===== DATASET RECORDS =====

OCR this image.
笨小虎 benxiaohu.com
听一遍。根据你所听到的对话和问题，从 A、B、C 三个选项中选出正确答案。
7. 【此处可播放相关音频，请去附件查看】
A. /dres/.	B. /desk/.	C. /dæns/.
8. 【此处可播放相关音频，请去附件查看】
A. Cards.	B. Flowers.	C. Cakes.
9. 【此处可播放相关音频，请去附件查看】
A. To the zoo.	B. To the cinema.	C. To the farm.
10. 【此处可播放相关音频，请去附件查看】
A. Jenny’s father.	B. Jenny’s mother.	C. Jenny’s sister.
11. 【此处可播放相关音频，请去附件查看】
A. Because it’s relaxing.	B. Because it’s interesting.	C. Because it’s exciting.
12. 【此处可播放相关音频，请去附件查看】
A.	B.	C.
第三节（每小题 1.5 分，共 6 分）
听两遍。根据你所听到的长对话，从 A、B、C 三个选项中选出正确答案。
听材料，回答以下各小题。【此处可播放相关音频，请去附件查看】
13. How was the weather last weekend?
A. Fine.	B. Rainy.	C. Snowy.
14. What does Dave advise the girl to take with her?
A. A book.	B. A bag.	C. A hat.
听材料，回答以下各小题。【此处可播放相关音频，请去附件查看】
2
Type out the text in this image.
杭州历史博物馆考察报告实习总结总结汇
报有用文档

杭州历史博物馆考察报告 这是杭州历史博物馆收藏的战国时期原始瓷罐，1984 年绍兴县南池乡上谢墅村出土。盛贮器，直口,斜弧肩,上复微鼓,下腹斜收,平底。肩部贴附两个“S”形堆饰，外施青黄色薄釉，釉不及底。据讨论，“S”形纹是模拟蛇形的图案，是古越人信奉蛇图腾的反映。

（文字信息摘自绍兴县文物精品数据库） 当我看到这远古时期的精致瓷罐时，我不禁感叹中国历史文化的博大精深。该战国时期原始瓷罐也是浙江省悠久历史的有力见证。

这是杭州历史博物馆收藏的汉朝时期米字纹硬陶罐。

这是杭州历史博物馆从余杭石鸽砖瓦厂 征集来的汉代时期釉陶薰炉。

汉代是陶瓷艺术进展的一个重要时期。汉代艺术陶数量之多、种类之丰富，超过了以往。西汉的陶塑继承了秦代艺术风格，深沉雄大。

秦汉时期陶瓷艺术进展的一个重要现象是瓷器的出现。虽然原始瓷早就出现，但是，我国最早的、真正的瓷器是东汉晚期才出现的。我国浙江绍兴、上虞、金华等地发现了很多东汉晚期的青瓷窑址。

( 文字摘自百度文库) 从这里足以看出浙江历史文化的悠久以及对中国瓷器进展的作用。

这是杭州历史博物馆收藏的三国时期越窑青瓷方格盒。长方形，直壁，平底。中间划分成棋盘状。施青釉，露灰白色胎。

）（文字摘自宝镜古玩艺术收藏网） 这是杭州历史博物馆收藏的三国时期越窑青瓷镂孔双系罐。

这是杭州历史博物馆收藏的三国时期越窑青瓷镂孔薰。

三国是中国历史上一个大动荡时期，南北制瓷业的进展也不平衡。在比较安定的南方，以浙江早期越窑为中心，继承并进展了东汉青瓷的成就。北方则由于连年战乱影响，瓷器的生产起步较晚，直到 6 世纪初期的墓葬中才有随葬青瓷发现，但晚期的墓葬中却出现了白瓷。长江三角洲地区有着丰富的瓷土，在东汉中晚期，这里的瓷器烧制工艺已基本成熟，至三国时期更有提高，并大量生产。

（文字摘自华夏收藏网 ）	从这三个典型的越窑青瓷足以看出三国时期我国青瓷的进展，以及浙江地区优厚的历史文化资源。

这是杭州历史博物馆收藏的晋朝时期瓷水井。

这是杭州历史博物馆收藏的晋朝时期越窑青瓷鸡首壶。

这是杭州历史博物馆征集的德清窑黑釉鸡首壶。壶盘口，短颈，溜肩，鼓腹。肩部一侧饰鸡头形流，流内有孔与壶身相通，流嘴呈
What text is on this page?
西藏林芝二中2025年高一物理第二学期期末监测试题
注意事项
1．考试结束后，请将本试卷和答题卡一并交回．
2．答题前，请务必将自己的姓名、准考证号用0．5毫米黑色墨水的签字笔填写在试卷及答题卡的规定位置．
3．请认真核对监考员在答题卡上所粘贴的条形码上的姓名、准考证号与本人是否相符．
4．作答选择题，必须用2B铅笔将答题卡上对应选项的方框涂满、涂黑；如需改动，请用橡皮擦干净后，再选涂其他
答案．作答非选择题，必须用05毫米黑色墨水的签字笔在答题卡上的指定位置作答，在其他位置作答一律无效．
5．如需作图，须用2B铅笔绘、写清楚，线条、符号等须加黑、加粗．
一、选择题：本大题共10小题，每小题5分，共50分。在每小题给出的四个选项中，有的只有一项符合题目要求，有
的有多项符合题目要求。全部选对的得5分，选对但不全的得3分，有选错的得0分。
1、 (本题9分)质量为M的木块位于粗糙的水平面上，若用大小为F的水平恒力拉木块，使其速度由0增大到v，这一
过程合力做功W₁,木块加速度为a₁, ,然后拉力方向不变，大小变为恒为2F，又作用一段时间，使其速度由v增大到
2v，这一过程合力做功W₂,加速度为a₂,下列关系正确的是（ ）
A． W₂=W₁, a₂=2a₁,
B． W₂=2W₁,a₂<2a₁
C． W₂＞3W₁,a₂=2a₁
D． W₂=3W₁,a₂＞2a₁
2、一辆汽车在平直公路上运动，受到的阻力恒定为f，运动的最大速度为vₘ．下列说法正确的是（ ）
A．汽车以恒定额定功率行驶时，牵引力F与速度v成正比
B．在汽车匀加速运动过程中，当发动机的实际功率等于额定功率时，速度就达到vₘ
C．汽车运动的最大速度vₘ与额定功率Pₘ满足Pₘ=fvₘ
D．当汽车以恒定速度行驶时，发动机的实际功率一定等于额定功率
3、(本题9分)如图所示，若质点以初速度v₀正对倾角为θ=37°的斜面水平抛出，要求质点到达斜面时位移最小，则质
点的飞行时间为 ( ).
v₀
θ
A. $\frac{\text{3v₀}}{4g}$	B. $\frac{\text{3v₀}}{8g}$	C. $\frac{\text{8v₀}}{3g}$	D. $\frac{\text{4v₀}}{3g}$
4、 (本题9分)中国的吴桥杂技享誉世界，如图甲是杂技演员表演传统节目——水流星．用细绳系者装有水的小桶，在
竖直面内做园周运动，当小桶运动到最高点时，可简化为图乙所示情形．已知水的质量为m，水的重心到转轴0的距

=====

**TASK DETAILS:** Return exactly the lines of the data, and only those, from the line with "What text is on this page?" through the last line, inclusive.

**SOLUTION FOR THIS EXERCISE:**
What text is on this page?
西藏林芝二中2025年高一物理第二学期期末监测试题
注意事项
1．考试结束后，请将本试卷和答题卡一并交回．
2．答题前，请务必将自己的姓名、准考证号用0．5毫米黑色墨水的签字笔填写在试卷及答题卡的规定位置．
3．请认真核对监考员在答题卡上所粘贴的条形码上的姓名、准考证号与本人是否相符．
4．作答选择题，必须用2B铅笔将答题卡上对应选项的方框涂满、涂黑；如需改动，请用橡皮擦干净后，再选涂其他
答案．作答非选择题，必须用05毫米黑色墨水的签字笔在答题卡上的指定位置作答，在其他位置作答一律无效．
5．如需作图，须用2B铅笔绘、写清楚，线条、符号等须加黑、加粗．
一、选择题：本大题共10小题，每小题5分，共50分。在每小题给出的四个选项中，有的只有一项符合题目要求，有
的有多项符合题目要求。全部选对的得5分，选对但不全的得3分，有选错的得0分。
1、 (本题9分)质量为M的木块位于粗糙的水平面上，若用大小为F的水平恒力拉木块，使其速度由0增大到v，这一
过程合力做功W₁,木块加速度为a₁, ,然后拉力方向不变，大小变为恒为2F，又作用一段时间，使其速度由v增大到
2v，这一过程合力做功W₂,加速度为a₂,下列关系正确的是（ ）
A． W₂=W₁, a₂=2a₁,
B． W₂=2W₁,a₂<2a₁
C． W₂＞3W₁,a₂=2a₁
D． W₂=3W₁,a₂＞2a₁
2、一辆汽车在平直公路上运动，受到的阻力恒定为f，运动的最大速度为vₘ．下列说法正确的是（ ）
A．汽车以恒定额定功率行驶时，牵引力F与速度v成正比
B．在汽车匀加速运动过程中，当发动机的实际功率等于额定功率时，速度就达到vₘ
C．汽车运动的最大速度vₘ与额定功率Pₘ满足Pₘ=fvₘ
D．当汽车以恒定速度行驶时，发动机的实际功率一定等于额定功率
3、(本题9分)如图所示，若质点以初速度v₀正对倾角为θ=37°的斜面水平抛出，要求质点到达斜面时位移最小，则质
点的飞行时间为 ( ).
v₀
θ
A. $\frac{\text{3v₀}}{4g}$	B. $\frac{\text{3v₀}}{8g}$	C. $\frac{\text{8v₀}}{3g}$	D. $\frac{\text{4v₀}}{3g}$
4、 (本题9分)中国的吴桥杂技享誉世界，如图甲是杂技演员表演传统节目——水流星．用细绳系者装有水的小桶，在
竖直面内做园周运动，当小桶运动到最高点时，可简化为图乙所示情形．已知水的质量为m，水的重心到转轴0的距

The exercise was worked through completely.